[Collection entries]

_ _ _

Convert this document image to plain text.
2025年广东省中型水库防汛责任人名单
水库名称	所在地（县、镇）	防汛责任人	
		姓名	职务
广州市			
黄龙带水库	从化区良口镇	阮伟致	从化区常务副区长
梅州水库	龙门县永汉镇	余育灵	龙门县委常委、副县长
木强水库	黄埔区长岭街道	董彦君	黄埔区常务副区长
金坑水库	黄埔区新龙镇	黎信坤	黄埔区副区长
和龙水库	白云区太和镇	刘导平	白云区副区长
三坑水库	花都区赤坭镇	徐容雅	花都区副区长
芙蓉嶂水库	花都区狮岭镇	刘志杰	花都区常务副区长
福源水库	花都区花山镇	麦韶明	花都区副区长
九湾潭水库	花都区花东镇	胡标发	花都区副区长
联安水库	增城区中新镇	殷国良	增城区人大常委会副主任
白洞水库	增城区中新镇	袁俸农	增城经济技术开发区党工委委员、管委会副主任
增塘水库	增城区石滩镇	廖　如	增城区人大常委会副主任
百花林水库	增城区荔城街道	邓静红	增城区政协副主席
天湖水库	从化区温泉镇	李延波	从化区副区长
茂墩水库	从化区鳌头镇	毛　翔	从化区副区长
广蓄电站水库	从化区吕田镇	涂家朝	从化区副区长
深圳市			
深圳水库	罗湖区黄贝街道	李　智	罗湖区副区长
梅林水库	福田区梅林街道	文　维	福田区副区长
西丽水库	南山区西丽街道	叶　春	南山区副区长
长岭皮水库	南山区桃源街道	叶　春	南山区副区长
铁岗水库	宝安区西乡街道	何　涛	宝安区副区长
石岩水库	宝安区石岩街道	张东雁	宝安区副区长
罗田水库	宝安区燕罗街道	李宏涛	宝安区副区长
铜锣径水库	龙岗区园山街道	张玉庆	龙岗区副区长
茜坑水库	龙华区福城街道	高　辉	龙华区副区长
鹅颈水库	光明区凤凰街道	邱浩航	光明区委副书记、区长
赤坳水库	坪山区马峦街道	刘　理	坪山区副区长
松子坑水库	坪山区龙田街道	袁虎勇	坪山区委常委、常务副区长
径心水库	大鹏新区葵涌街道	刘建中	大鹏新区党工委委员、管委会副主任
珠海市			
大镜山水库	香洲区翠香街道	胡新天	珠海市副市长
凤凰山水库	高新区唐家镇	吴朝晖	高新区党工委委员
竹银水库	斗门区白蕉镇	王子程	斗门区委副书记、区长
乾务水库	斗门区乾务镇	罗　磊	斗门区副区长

_ _ _

> [Task brief] Reproduce the listing above verbatim, from first line to last.

> [Answer to this exercise]
Convert this document image to plain text.
2025年广东省中型水库防汛责任人名单
水库名称	所在地（县、镇）	防汛责任人	
		姓名	职务
广州市			
黄龙带水库	从化区良口镇	阮伟致	从化区常务副区长
梅州水库	龙门县永汉镇	余育灵	龙门县委常委、副县长
木强水库	黄埔区长岭街道	董彦君	黄埔区常务副区长
金坑水库	黄埔区新龙镇	黎信坤	黄埔区副区长
和龙水库	白云区太和镇	刘导平	白云区副区长
三坑水库	花都区赤坭镇	徐容雅	花都区副区长
芙蓉嶂水库	花都区狮岭镇	刘志杰	花都区常务副区长
福源水库	花都区花山镇	麦韶明	花都区副区长
九湾潭水库	花都区花东镇	胡标发	花都区副区长
联安水库	增城区中新镇	殷国良	增城区人大常委会副主任
白洞水库	增城区中新镇	袁俸农	增城经济技术开发区党工委委员、管委会副主任
增塘水库	增城区石滩镇	廖　如	增城区人大常委会副主任
百花林水库	增城区荔城街道	邓静红	增城区政协副主席
天湖水库	从化区温泉镇	李延波	从化区副区长
茂墩水库	从化区鳌头镇	毛　翔	从化区副区长
广蓄电站水库	从化区吕田镇	涂家朝	从化区副区长
深圳市			
深圳水库	罗湖区黄贝街道	李　智	罗湖区副区长
梅林水库	福田区梅林街道	文　维	福田区副区长
西丽水库	南山区西丽街道	叶　春	南山区副区长
长岭皮水库	南山区桃源街道	叶　春	南山区副区长
铁岗水库	宝安区西乡街道	何　涛	宝安区副区长
石岩水库	宝安区石岩街道	张东雁	宝安区副区长
罗田水库	宝安区燕罗街道	李宏涛	宝安区副区长
铜锣径水库	龙岗区园山街道	张玉庆	龙岗区副区长
茜坑水库	龙华区福城街道	高　辉	龙华区副区长
鹅颈水库	光明区凤凰街道	邱浩航	光明区委副书记、区长
赤坳水库	坪山区马峦街道	刘　理	坪山区副区长
松子坑水库	坪山区龙田街道	袁虎勇	坪山区委常委、常务副区长
径心水库	大鹏新区葵涌街道	刘建中	大鹏新区党工委委员、管委会副主任
珠海市			
大镜山水库	香洲区翠香街道	胡新天	珠海市副市长
凤凰山水库	高新区唐家镇	吴朝晖	高新区党工委委员
竹银水库	斗门区白蕉镇	王子程	斗门区委副书记、区长
乾务水库	斗门区乾务镇	罗　磊	斗门区副区长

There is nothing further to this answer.